* START RECORDS SHOWN *
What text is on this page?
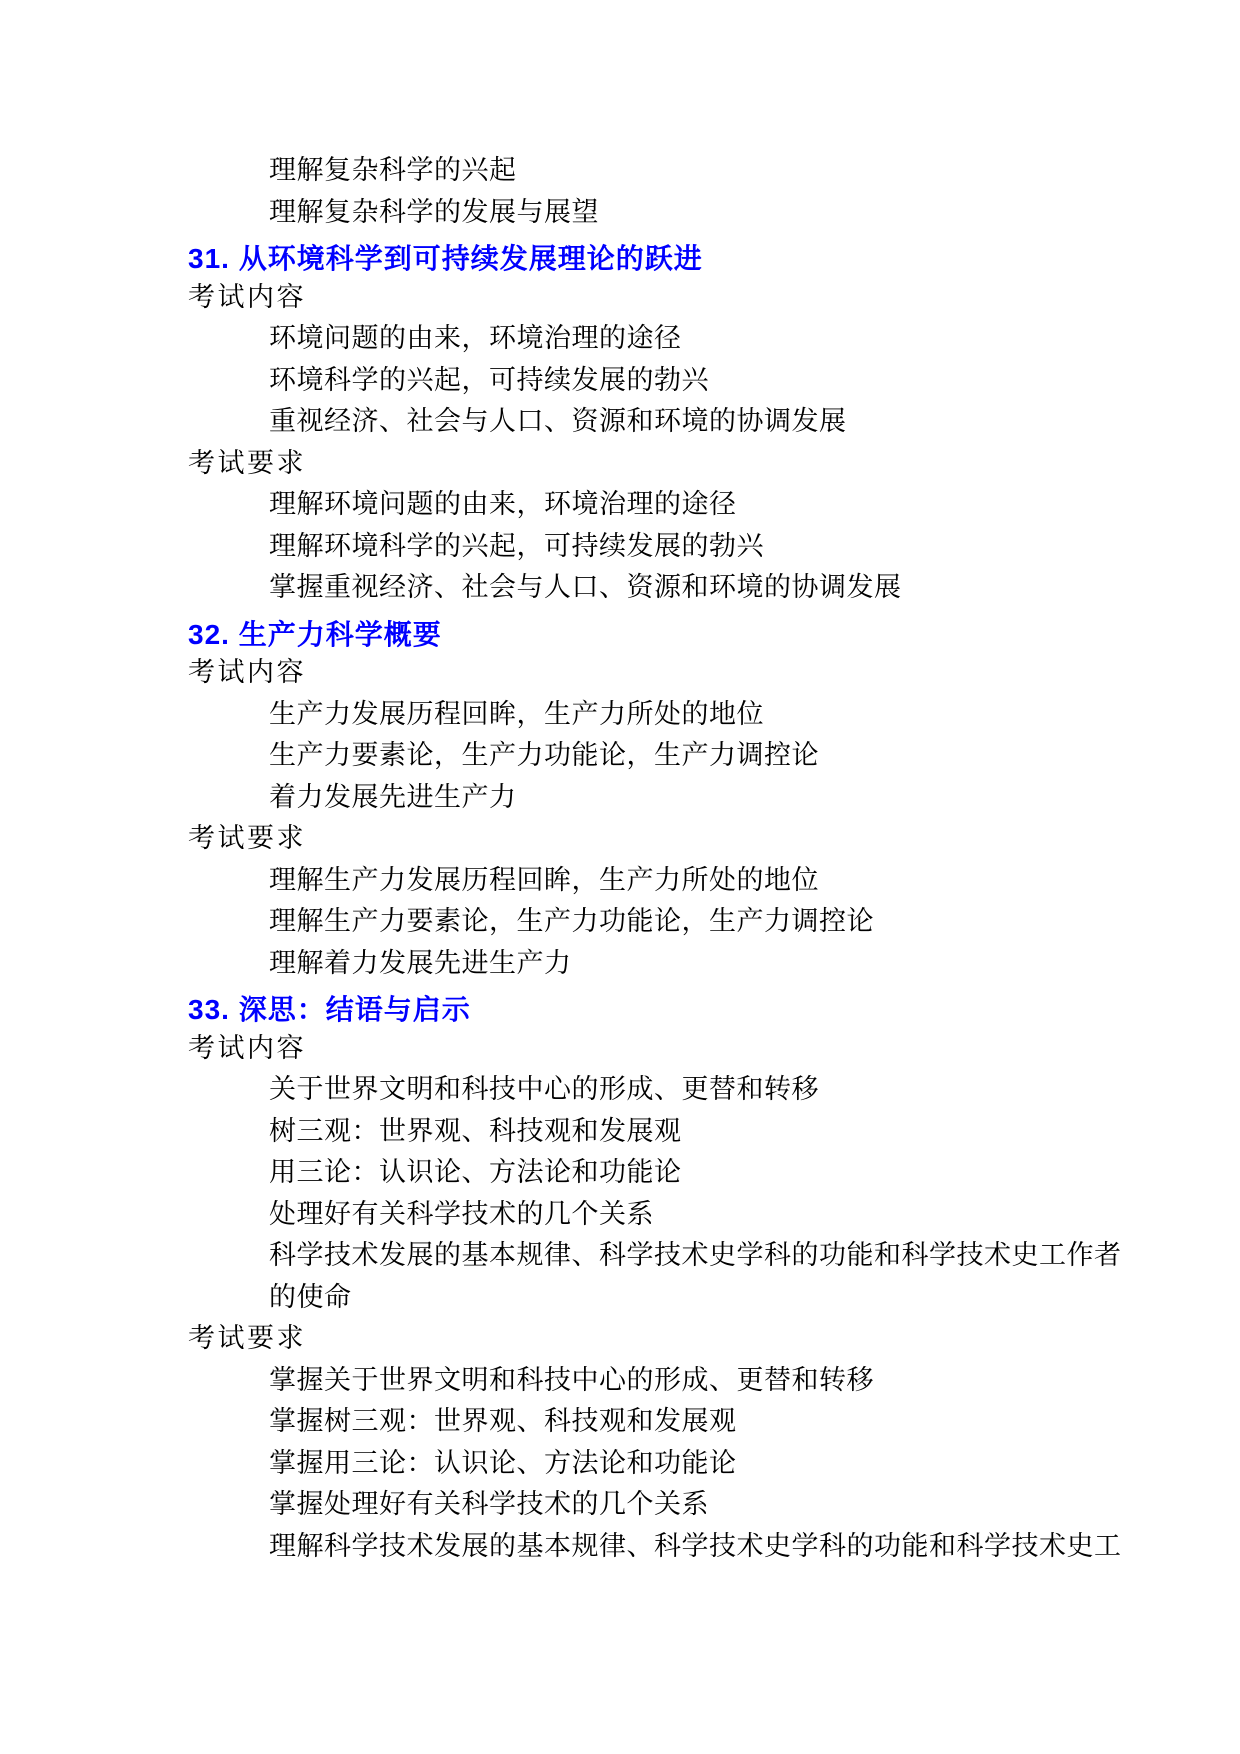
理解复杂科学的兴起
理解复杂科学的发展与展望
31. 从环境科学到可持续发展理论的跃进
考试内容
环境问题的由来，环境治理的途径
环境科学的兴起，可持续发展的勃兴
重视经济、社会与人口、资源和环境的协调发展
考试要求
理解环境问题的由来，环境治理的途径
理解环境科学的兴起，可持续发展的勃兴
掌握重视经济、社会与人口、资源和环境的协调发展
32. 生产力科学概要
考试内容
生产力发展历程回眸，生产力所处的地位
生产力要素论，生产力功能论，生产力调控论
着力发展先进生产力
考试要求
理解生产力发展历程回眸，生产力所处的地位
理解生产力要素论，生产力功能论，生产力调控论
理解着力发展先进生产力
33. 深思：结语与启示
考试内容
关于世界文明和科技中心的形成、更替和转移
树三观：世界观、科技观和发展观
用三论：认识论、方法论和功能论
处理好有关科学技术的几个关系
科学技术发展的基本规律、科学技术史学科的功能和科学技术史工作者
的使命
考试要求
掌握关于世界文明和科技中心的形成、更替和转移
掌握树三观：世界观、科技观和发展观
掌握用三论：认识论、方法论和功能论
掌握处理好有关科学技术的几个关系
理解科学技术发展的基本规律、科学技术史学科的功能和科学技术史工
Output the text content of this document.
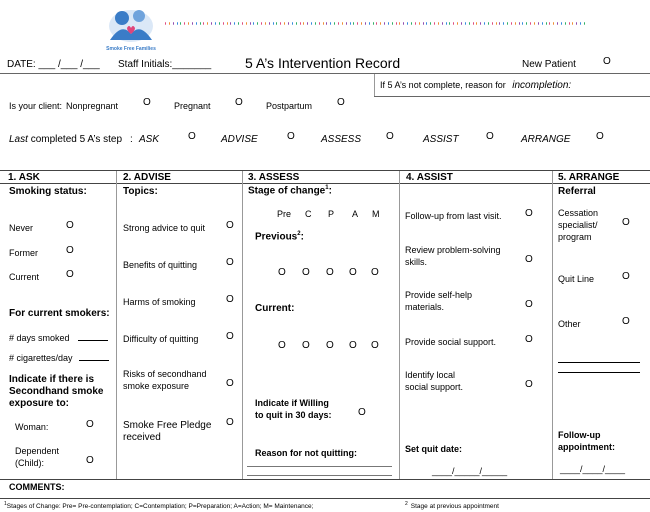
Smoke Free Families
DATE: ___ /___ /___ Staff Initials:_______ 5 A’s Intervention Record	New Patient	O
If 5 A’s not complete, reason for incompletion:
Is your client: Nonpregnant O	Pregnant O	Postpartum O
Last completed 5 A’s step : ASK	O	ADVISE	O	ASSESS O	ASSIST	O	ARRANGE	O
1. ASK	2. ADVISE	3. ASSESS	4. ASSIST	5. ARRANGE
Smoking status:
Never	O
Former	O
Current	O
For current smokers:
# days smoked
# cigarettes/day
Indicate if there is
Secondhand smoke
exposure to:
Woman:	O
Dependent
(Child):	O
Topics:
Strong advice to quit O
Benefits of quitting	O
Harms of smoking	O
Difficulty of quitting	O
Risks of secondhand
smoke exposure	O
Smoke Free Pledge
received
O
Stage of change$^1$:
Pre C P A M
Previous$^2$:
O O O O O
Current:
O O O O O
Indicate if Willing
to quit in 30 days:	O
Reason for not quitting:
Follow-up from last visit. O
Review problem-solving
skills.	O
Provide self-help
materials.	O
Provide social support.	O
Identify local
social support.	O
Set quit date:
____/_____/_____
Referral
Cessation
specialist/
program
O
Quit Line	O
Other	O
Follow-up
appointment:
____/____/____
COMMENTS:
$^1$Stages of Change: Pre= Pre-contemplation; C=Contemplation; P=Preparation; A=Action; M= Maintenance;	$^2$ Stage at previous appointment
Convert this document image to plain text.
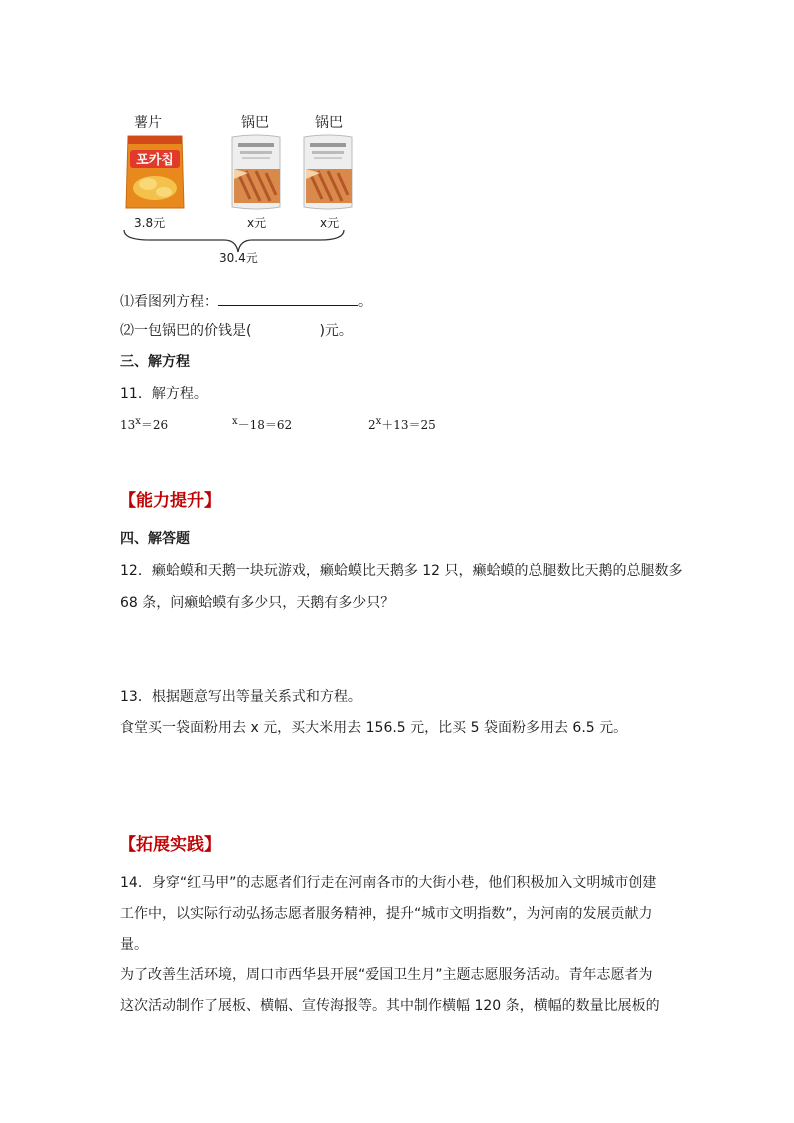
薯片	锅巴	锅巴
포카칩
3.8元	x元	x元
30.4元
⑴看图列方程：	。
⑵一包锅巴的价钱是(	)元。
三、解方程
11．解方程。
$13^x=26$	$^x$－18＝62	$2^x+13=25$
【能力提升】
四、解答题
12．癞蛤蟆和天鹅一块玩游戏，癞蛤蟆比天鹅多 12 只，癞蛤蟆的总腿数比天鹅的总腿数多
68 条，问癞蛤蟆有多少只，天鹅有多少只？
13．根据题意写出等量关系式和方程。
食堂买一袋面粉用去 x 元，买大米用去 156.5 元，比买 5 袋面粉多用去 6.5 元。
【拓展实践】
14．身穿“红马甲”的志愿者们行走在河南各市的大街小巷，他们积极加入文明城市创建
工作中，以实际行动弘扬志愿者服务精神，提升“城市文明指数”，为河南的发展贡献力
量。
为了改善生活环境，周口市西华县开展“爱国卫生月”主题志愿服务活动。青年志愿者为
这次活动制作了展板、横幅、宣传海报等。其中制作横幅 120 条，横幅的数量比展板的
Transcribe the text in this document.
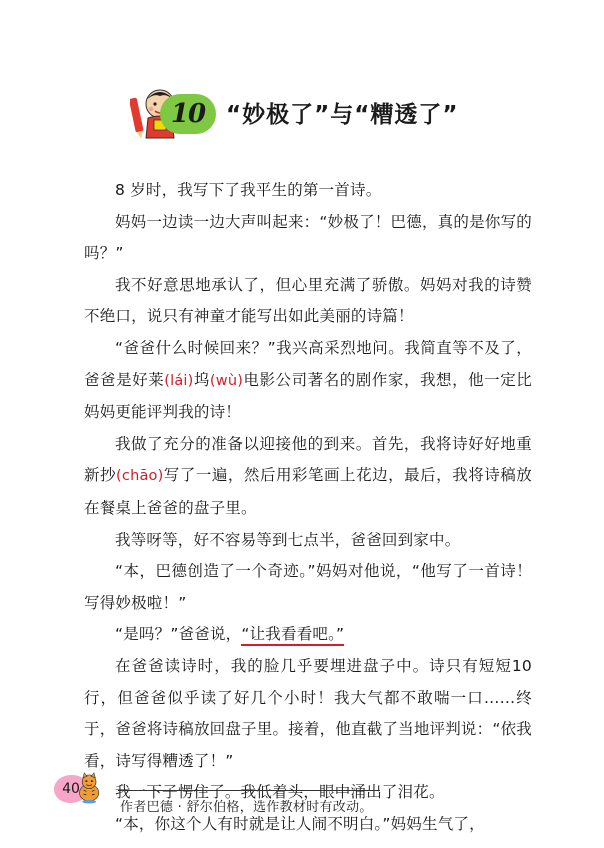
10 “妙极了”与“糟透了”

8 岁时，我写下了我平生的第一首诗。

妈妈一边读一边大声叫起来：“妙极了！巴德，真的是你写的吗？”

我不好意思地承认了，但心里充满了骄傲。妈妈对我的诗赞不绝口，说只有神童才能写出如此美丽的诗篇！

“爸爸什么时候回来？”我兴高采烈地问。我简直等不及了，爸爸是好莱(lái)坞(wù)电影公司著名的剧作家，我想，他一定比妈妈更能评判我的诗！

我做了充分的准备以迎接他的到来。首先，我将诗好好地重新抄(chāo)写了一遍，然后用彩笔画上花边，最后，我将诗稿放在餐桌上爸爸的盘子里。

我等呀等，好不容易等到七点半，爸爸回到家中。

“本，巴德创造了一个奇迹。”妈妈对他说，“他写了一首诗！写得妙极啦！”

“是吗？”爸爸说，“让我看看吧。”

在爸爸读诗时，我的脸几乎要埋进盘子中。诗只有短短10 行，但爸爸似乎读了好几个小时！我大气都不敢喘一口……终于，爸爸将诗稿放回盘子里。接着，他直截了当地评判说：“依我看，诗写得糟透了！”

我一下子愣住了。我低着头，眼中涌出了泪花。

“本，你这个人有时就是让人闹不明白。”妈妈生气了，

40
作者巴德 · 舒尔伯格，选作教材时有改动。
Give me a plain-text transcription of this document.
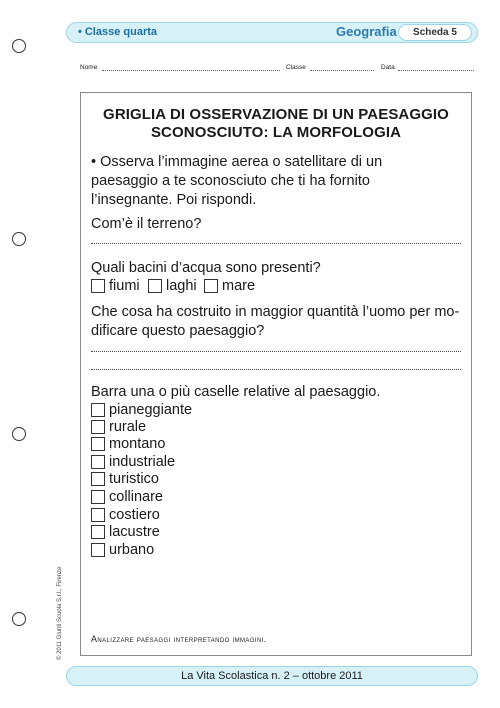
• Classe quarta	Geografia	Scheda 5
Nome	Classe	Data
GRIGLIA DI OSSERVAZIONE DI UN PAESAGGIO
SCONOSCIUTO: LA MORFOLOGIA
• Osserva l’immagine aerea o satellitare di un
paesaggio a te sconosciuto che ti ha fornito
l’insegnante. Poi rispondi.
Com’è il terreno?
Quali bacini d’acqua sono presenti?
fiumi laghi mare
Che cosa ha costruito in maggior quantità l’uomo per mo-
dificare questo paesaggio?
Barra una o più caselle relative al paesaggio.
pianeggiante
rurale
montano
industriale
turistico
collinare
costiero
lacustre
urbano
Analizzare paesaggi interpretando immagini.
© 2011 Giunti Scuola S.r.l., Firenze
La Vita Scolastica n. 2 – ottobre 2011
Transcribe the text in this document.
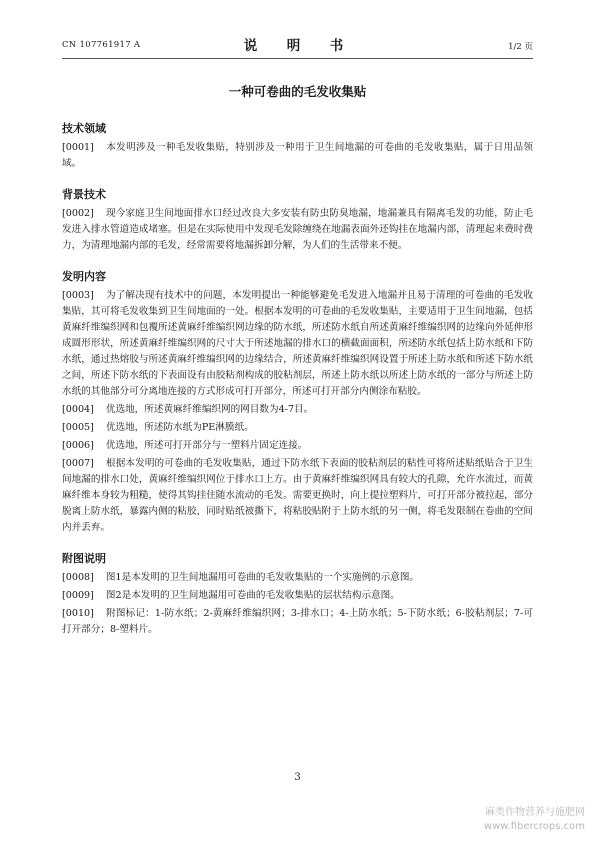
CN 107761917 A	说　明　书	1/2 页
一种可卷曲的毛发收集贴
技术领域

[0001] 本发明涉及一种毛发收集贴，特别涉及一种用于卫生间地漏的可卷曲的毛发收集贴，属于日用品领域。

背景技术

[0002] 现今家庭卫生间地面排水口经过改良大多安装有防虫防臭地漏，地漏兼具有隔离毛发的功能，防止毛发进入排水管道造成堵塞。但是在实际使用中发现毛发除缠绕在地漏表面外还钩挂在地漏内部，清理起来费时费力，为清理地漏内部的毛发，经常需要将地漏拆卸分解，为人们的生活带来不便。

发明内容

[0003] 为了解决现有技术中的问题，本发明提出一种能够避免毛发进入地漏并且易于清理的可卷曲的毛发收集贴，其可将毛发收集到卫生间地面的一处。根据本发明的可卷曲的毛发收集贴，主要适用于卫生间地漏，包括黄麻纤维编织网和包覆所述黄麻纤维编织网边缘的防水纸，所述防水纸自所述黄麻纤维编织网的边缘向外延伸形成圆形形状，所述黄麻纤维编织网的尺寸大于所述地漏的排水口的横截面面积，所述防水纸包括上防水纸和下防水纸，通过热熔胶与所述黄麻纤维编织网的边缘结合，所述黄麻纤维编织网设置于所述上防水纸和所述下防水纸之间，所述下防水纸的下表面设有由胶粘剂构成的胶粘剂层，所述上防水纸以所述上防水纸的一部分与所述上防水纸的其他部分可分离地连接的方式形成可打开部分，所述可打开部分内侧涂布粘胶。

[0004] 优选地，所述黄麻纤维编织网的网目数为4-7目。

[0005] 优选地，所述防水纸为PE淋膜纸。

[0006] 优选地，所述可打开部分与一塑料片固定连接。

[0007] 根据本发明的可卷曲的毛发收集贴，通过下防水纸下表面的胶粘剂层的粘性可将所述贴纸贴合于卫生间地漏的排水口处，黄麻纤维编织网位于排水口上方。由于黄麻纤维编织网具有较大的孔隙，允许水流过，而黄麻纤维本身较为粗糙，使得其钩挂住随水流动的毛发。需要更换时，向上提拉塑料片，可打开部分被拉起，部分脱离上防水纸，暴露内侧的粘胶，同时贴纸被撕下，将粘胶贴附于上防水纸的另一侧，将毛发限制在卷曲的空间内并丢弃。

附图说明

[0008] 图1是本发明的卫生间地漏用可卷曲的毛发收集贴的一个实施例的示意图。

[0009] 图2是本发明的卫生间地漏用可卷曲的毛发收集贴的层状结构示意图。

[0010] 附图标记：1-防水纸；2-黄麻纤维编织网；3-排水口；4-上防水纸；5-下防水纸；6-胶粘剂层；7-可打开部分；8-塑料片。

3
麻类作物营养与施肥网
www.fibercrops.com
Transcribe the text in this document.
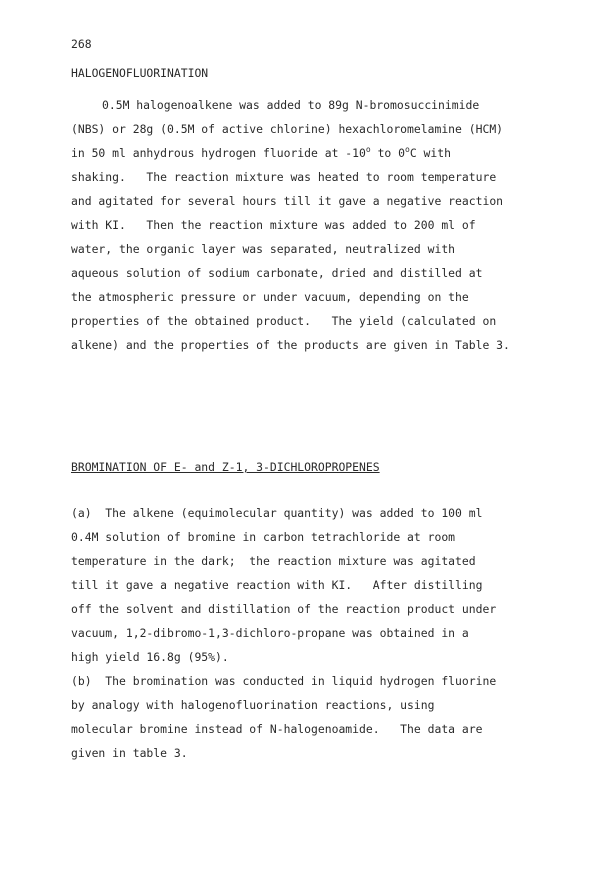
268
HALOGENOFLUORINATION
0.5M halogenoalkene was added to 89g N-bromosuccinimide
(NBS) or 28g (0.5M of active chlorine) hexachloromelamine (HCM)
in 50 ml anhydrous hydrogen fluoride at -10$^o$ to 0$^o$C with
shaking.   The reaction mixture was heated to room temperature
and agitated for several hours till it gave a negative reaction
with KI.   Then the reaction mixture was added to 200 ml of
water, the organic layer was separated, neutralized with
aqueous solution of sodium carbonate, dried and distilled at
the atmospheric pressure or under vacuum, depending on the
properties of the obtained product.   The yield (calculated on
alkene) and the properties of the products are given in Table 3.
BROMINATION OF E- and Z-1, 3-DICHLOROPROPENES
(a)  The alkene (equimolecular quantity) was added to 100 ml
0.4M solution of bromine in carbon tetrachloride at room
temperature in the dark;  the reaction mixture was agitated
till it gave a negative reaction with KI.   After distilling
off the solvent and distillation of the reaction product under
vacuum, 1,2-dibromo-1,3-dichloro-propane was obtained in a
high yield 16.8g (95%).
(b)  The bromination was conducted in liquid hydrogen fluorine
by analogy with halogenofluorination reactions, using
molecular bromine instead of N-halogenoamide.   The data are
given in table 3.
* END RECORDS SHOWN *
--- SET EXERCISE ---
Extract every line containing the string "agitated" from the material.

--- OUTPUT OF THE EXERCISE ---
and agitated for several hours till it gave a negative reaction
temperature in the dark;  the reaction mixture was agitated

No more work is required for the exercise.